What needs to be done: Copy out every line of the records where the string "Ratchet" occurs.

Given information:
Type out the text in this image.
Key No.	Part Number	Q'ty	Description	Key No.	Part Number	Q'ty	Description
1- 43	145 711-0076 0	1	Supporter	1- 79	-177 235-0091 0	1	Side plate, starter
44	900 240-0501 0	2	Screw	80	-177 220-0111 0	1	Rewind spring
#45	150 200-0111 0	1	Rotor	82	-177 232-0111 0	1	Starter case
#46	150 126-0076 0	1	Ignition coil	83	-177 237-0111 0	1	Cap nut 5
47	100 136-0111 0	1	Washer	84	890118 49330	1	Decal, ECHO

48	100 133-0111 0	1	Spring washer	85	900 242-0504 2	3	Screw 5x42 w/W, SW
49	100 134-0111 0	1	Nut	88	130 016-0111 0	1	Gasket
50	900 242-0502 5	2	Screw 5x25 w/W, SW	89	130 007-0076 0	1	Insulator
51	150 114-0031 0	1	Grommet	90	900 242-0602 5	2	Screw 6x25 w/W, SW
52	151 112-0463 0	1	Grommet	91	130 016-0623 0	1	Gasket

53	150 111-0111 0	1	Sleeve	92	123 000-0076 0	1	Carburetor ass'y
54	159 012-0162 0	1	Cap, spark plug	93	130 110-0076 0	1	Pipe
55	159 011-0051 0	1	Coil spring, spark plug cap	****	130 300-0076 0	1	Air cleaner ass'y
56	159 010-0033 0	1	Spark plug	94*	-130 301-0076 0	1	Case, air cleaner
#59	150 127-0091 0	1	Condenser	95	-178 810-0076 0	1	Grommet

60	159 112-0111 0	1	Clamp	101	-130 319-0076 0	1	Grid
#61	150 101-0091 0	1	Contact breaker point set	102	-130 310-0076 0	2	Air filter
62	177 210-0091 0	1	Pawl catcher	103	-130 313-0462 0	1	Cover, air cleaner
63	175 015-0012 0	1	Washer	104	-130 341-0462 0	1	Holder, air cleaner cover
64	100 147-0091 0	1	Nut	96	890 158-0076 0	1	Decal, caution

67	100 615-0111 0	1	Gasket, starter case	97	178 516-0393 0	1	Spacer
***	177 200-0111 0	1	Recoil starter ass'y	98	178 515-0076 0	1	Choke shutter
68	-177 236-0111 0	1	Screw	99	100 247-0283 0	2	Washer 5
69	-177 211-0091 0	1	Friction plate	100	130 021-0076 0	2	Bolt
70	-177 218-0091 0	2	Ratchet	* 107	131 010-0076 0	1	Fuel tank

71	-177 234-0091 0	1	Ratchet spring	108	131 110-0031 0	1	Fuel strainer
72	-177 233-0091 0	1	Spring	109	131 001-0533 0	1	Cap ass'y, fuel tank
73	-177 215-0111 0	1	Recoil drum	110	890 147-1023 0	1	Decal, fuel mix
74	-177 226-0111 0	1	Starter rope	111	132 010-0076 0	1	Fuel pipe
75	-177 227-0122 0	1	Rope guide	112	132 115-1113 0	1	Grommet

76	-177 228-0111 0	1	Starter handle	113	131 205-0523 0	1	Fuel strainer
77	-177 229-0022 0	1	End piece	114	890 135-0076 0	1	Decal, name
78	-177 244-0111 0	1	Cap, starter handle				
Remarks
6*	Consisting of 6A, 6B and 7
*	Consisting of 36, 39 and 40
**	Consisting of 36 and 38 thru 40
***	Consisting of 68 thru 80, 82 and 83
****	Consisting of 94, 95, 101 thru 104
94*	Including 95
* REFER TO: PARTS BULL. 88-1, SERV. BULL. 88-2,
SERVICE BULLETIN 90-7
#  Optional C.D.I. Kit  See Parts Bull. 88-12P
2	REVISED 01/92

Reply to the exercise:
70	-177 218-0091 0	2	Ratchet	* 107	131 010-0076 0	1	Fuel tank
71	-177 234-0091 0	1	Ratchet spring	108	131 110-0031 0	1	Fuel strainer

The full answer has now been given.